Dataset records:
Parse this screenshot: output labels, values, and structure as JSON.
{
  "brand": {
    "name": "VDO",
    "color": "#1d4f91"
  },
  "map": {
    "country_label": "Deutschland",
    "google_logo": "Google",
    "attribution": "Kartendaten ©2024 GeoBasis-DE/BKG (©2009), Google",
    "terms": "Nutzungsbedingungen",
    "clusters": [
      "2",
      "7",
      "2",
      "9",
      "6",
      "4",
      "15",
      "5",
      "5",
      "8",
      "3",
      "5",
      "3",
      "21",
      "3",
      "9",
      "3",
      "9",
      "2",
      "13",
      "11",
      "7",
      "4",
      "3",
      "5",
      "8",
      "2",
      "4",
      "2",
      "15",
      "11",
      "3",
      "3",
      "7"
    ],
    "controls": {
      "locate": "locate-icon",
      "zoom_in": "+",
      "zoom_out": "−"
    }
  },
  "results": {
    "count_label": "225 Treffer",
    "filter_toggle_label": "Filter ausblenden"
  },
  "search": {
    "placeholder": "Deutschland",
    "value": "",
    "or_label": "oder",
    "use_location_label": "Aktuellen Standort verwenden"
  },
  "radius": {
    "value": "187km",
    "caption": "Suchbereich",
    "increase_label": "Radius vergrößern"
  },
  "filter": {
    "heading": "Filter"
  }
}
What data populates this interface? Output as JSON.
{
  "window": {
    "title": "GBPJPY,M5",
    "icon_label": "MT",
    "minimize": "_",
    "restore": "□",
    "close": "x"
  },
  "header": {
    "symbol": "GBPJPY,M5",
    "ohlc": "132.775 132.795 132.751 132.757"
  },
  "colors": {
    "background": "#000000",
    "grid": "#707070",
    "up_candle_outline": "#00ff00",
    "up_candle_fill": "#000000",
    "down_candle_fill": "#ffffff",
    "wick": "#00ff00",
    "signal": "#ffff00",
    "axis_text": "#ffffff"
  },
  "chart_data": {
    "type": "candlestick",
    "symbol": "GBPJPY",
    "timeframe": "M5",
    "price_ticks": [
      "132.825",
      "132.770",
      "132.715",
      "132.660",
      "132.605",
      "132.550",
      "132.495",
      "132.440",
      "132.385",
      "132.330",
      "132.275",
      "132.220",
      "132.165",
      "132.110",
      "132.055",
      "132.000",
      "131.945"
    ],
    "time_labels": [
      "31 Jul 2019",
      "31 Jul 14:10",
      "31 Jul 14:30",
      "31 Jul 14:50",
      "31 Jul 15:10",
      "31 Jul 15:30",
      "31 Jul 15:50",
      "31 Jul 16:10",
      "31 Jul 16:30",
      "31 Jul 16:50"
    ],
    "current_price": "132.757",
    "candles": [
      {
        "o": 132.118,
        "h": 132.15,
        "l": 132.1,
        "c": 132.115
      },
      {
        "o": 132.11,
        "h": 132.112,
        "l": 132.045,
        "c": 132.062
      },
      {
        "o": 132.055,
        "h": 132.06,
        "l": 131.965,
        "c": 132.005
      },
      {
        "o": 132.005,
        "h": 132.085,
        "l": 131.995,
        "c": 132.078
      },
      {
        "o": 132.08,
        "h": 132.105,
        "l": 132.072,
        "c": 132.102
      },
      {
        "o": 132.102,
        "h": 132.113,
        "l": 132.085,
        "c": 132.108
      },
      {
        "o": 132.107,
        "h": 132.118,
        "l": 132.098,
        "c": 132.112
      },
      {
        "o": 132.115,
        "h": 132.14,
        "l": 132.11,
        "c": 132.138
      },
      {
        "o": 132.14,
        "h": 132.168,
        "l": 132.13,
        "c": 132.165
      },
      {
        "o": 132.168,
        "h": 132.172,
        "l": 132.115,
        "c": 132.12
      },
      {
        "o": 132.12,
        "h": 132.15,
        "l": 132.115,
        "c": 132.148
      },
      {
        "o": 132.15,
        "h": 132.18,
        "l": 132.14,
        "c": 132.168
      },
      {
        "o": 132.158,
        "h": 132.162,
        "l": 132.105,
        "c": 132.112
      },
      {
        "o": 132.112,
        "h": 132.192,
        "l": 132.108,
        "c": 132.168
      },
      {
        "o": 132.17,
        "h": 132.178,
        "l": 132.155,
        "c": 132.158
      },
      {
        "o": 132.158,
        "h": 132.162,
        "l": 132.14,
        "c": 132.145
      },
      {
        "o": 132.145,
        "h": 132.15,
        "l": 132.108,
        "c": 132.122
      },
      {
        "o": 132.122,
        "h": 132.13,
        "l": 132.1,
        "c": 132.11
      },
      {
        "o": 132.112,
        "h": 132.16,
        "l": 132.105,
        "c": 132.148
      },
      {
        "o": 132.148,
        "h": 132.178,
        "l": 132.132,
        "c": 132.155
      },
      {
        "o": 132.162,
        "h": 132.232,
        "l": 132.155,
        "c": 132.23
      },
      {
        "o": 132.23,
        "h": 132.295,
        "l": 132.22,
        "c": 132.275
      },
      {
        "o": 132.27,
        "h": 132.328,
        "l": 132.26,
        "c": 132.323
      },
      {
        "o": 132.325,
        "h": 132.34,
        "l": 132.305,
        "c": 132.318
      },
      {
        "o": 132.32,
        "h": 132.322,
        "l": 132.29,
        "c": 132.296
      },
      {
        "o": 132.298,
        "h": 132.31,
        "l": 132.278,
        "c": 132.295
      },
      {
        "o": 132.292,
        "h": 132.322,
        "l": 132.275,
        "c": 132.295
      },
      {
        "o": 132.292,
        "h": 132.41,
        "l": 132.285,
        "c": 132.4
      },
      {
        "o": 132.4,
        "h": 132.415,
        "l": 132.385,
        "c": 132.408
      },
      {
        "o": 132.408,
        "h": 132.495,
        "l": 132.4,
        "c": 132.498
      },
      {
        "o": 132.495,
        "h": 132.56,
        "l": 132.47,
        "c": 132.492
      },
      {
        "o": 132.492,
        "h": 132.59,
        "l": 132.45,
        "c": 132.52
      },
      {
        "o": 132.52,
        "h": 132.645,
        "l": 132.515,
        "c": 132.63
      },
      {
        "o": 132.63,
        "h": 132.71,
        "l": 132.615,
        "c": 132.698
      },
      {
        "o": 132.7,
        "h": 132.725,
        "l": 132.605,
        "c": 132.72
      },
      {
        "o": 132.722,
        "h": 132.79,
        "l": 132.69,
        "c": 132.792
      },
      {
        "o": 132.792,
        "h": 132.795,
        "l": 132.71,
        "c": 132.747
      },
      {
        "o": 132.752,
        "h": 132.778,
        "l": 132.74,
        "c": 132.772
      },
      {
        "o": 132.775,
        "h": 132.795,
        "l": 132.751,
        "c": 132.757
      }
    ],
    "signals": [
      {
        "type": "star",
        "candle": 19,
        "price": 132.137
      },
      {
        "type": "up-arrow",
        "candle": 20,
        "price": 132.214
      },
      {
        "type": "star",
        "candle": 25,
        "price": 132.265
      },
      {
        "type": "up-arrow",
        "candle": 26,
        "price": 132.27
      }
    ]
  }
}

Task directions: Using the listing above, retype each line exactly.

Completed exercise:
Parse this screenshot: output labels, values, and structure as JSON.
{
  "brand": {
    "name": "VDO",
    "color": "#1d4f91"
  },
  "map": {
    "country_label": "Deutschland",
    "google_logo": "Google",
    "attribution": "Kartendaten ©2024 GeoBasis-DE/BKG (©2009), Google",
    "terms": "Nutzungsbedingungen",
    "clusters": [
      "2",
      "7",
      "2",
      "9",
      "6",
      "4",
      "15",
      "5",
      "5",
      "8",
      "3",
      "5",
      "3",
      "21",
      "3",
      "9",
      "3",
      "9",
      "2",
      "13",
      "11",
      "7",
      "4",
      "3",
      "5",
      "8",
      "2",
      "4",
      "2",
      "15",
      "11",
      "3",
      "3",
      "7"
    ],
    "controls": {
      "locate": "locate-icon",
      "zoom_in": "+",
      "zoom_out": "−"
    }
  },
  "results": {
    "count_label": "225 Treffer",
    "filter_toggle_label": "Filter ausblenden"
  },
  "search": {
    "placeholder": "Deutschland",
    "value": "",
    "or_label": "oder",
    "use_location_label": "Aktuellen Standort verwenden"
  },
  "radius": {
    "value": "187km",
    "caption": "Suchbereich",
    "increase_label": "Radius vergrößern"
  },
  "filter": {
    "heading": "Filter"
  }
}
What data populates this interface? Output as JSON.
{
  "window": {
    "title": "GBPJPY,M5",
    "icon_label": "MT",
    "minimize": "_",
    "restore": "□",
    "close": "x"
  },
  "header": {
    "symbol": "GBPJPY,M5",
    "ohlc": "132.775 132.795 132.751 132.757"
  },
  "colors": {
    "background": "#000000",
    "grid": "#707070",
    "up_candle_outline": "#00ff00",
    "up_candle_fill": "#000000",
    "down_candle_fill": "#ffffff",
    "wick": "#00ff00",
    "signal": "#ffff00",
    "axis_text": "#ffffff"
  },
  "chart_data": {
    "type": "candlestick",
    "symbol": "GBPJPY",
    "timeframe": "M5",
    "price_ticks": [
      "132.825",
      "132.770",
      "132.715",
      "132.660",
      "132.605",
      "132.550",
      "132.495",
      "132.440",
      "132.385",
      "132.330",
      "132.275",
      "132.220",
      "132.165",
      "132.110",
      "132.055",
      "132.000",
      "131.945"
    ],
    "time_labels": [
      "31 Jul 2019",
      "31 Jul 14:10",
      "31 Jul 14:30",
      "31 Jul 14:50",
      "31 Jul 15:10",
      "31 Jul 15:30",
      "31 Jul 15:50",
      "31 Jul 16:10",
      "31 Jul 16:30",
      "31 Jul 16:50"
    ],
    "current_price": "132.757",
    "candles": [
      {
        "o": 132.118,
        "h": 132.15,
        "l": 132.1,
        "c": 132.115
      },
      {
        "o": 132.11,
        "h": 132.112,
        "l": 132.045,
        "c": 132.062
      },
      {
        "o": 132.055,
        "h": 132.06,
        "l": 131.965,
        "c": 132.005
      },
      {
        "o": 132.005,
        "h": 132.085,
        "l": 131.995,
        "c": 132.078
      },
      {
        "o": 132.08,
        "h": 132.105,
        "l": 132.072,
        "c": 132.102
      },
      {
        "o": 132.102,
        "h": 132.113,
        "l": 132.085,
        "c": 132.108
      },
      {
        "o": 132.107,
        "h": 132.118,
        "l": 132.098,
        "c": 132.112
      },
      {
        "o": 132.115,
        "h": 132.14,
        "l": 132.11,
        "c": 132.138
      },
      {
        "o": 132.14,
        "h": 132.168,
        "l": 132.13,
        "c": 132.165
      },
      {
        "o": 132.168,
        "h": 132.172,
        "l": 132.115,
        "c": 132.12
      },
      {
        "o": 132.12,
        "h": 132.15,
        "l": 132.115,
        "c": 132.148
      },
      {
        "o": 132.15,
        "h": 132.18,
        "l": 132.14,
        "c": 132.168
      },
      {
        "o": 132.158,
        "h": 132.162,
        "l": 132.105,
        "c": 132.112
      },
      {
        "o": 132.112,
        "h": 132.192,
        "l": 132.108,
        "c": 132.168
      },
      {
        "o": 132.17,
        "h": 132.178,
        "l": 132.155,
        "c": 132.158
      },
      {
        "o": 132.158,
        "h": 132.162,
        "l": 132.14,
        "c": 132.145
      },
      {
        "o": 132.145,
        "h": 132.15,
        "l": 132.108,
        "c": 132.122
      },
      {
        "o": 132.122,
        "h": 132.13,
        "l": 132.1,
        "c": 132.11
      },
      {
        "o": 132.112,
        "h": 132.16,
        "l": 132.105,
        "c": 132.148
      },
      {
        "o": 132.148,
        "h": 132.178,
        "l": 132.132,
        "c": 132.155
      },
      {
        "o": 132.162,
        "h": 132.232,
        "l": 132.155,
        "c": 132.23
      },
      {
        "o": 132.23,
        "h": 132.295,
        "l": 132.22,
        "c": 132.275
      },
      {
        "o": 132.27,
        "h": 132.328,
        "l": 132.26,
        "c": 132.323
      },
      {
        "o": 132.325,
        "h": 132.34,
        "l": 132.305,
        "c": 132.318
      },
      {
        "o": 132.32,
        "h": 132.322,
        "l": 132.29,
        "c": 132.296
      },
      {
        "o": 132.298,
        "h": 132.31,
        "l": 132.278,
        "c": 132.295
      },
      {
        "o": 132.292,
        "h": 132.322,
        "l": 132.275,
        "c": 132.295
      },
      {
        "o": 132.292,
        "h": 132.41,
        "l": 132.285,
        "c": 132.4
      },
      {
        "o": 132.4,
        "h": 132.415,
        "l": 132.385,
        "c": 132.408
      },
      {
        "o": 132.408,
        "h": 132.495,
        "l": 132.4,
        "c": 132.498
      },
      {
        "o": 132.495,
        "h": 132.56,
        "l": 132.47,
        "c": 132.492
      },
      {
        "o": 132.492,
        "h": 132.59,
        "l": 132.45,
        "c": 132.52
      },
      {
        "o": 132.52,
        "h": 132.645,
        "l": 132.515,
        "c": 132.63
      },
      {
        "o": 132.63,
        "h": 132.71,
        "l": 132.615,
        "c": 132.698
      },
      {
        "o": 132.7,
        "h": 132.725,
        "l": 132.605,
        "c": 132.72
      },
      {
        "o": 132.722,
        "h": 132.79,
        "l": 132.69,
        "c": 132.792
      },
      {
        "o": 132.792,
        "h": 132.795,
        "l": 132.71,
        "c": 132.747
      },
      {
        "o": 132.752,
        "h": 132.778,
        "l": 132.74,
        "c": 132.772
      },
      {
        "o": 132.775,
        "h": 132.795,
        "l": 132.751,
        "c": 132.757
      }
    ],
    "signals": [
      {
        "type": "star",
        "candle": 19,
        "price": 132.137
      },
      {
        "type": "up-arrow",
        "candle": 20,
        "price": 132.214
      },
      {
        "type": "star",
        "candle": 25,
        "price": 132.265
      },
      {
        "type": "up-arrow",
        "candle": 26,
        "price": 132.27
      }
    ]
  }
}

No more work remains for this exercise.